##### Material provided

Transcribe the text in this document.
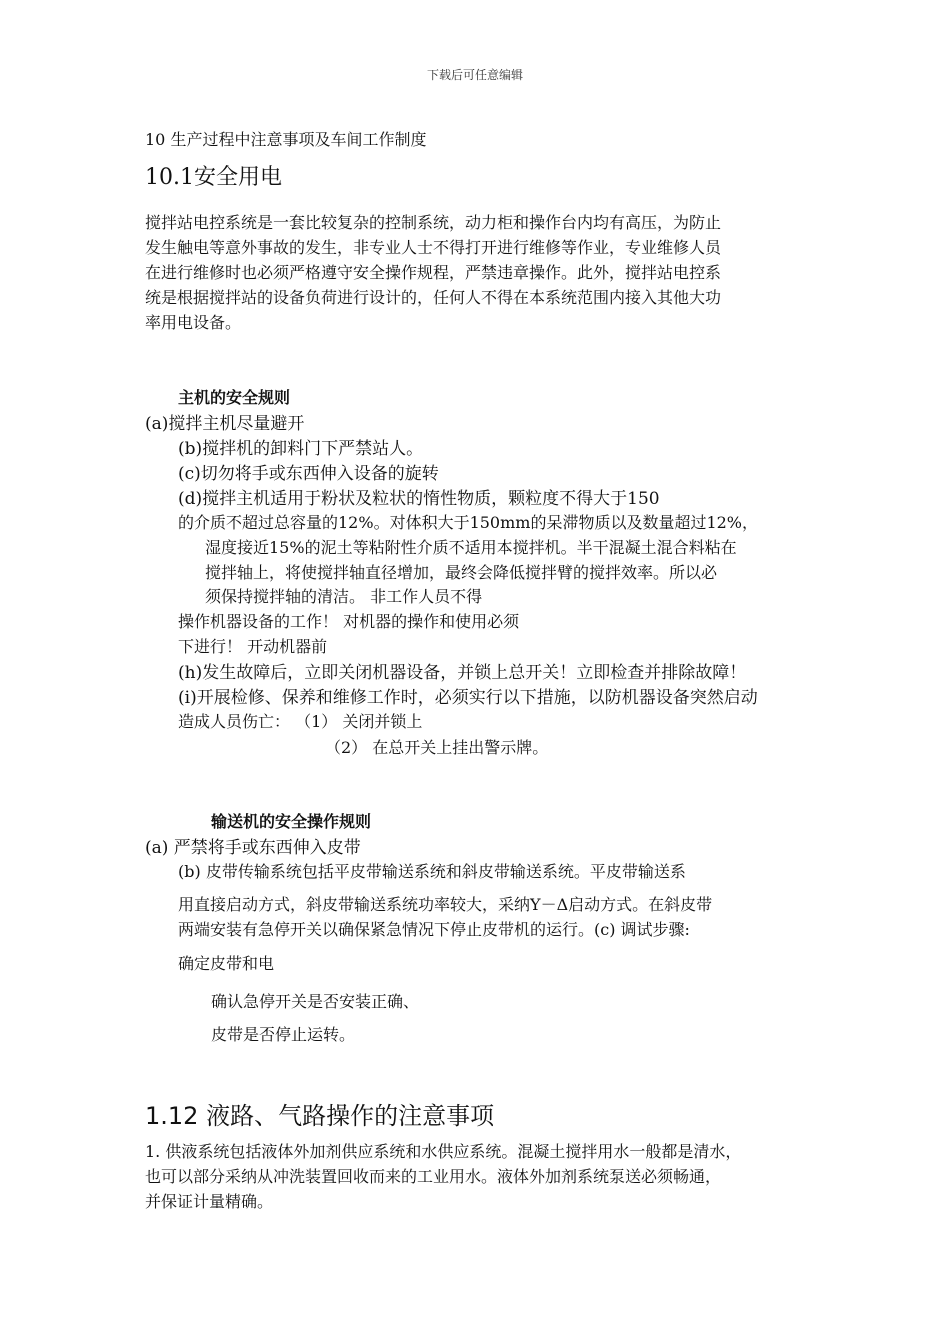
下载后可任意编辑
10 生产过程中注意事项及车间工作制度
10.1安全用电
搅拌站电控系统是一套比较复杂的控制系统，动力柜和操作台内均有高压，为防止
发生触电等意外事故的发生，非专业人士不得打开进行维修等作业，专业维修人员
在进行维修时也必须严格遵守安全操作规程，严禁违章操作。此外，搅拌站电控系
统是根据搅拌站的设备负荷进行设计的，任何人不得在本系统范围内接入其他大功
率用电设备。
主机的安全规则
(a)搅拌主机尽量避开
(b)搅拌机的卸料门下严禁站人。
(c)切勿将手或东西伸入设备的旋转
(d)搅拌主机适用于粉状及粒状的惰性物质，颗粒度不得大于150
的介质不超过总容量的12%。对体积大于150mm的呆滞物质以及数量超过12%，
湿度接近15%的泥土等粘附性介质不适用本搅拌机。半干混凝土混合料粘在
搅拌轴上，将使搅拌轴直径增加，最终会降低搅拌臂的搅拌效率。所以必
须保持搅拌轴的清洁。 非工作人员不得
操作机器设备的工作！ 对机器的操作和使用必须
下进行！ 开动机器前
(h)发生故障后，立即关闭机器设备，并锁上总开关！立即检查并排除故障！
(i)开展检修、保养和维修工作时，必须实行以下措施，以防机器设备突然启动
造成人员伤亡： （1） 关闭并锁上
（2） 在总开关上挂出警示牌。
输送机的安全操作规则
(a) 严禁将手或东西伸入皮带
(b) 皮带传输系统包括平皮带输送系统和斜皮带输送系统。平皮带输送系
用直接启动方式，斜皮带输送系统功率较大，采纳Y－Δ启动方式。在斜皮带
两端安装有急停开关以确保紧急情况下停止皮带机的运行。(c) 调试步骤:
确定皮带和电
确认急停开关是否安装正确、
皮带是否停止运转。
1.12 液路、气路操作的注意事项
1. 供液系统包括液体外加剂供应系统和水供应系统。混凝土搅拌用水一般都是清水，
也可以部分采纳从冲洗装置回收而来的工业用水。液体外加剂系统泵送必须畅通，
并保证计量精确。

##########

Each record must be quoted in full and exactly. Do not include the pictures.

Transcribe the text in this document.
下载后可任意编辑
10 生产过程中注意事项及车间工作制度
10.1安全用电
搅拌站电控系统是一套比较复杂的控制系统，动力柜和操作台内均有高压，为防止
发生触电等意外事故的发生，非专业人士不得打开进行维修等作业，专业维修人员
在进行维修时也必须严格遵守安全操作规程，严禁违章操作。此外，搅拌站电控系
统是根据搅拌站的设备负荷进行设计的，任何人不得在本系统范围内接入其他大功
率用电设备。
主机的安全规则
(a)搅拌主机尽量避开
(b)搅拌机的卸料门下严禁站人。
(c)切勿将手或东西伸入设备的旋转
(d)搅拌主机适用于粉状及粒状的惰性物质，颗粒度不得大于150
的介质不超过总容量的12%。对体积大于150mm的呆滞物质以及数量超过12%，
湿度接近15%的泥土等粘附性介质不适用本搅拌机。半干混凝土混合料粘在
搅拌轴上，将使搅拌轴直径增加，最终会降低搅拌臂的搅拌效率。所以必
须保持搅拌轴的清洁。 非工作人员不得
操作机器设备的工作！ 对机器的操作和使用必须
下进行！ 开动机器前
(h)发生故障后，立即关闭机器设备，并锁上总开关！立即检查并排除故障！
(i)开展检修、保养和维修工作时，必须实行以下措施，以防机器设备突然启动
造成人员伤亡： （1） 关闭并锁上
（2） 在总开关上挂出警示牌。
输送机的安全操作规则
(a) 严禁将手或东西伸入皮带
(b) 皮带传输系统包括平皮带输送系统和斜皮带输送系统。平皮带输送系
用直接启动方式，斜皮带输送系统功率较大，采纳Y－Δ启动方式。在斜皮带
两端安装有急停开关以确保紧急情况下停止皮带机的运行。(c) 调试步骤:
确定皮带和电
确认急停开关是否安装正确、
皮带是否停止运转。
1.12 液路、气路操作的注意事项
1. 供液系统包括液体外加剂供应系统和水供应系统。混凝土搅拌用水一般都是清水，
也可以部分采纳从冲洗装置回收而来的工业用水。液体外加剂系统泵送必须畅通，
并保证计量精确。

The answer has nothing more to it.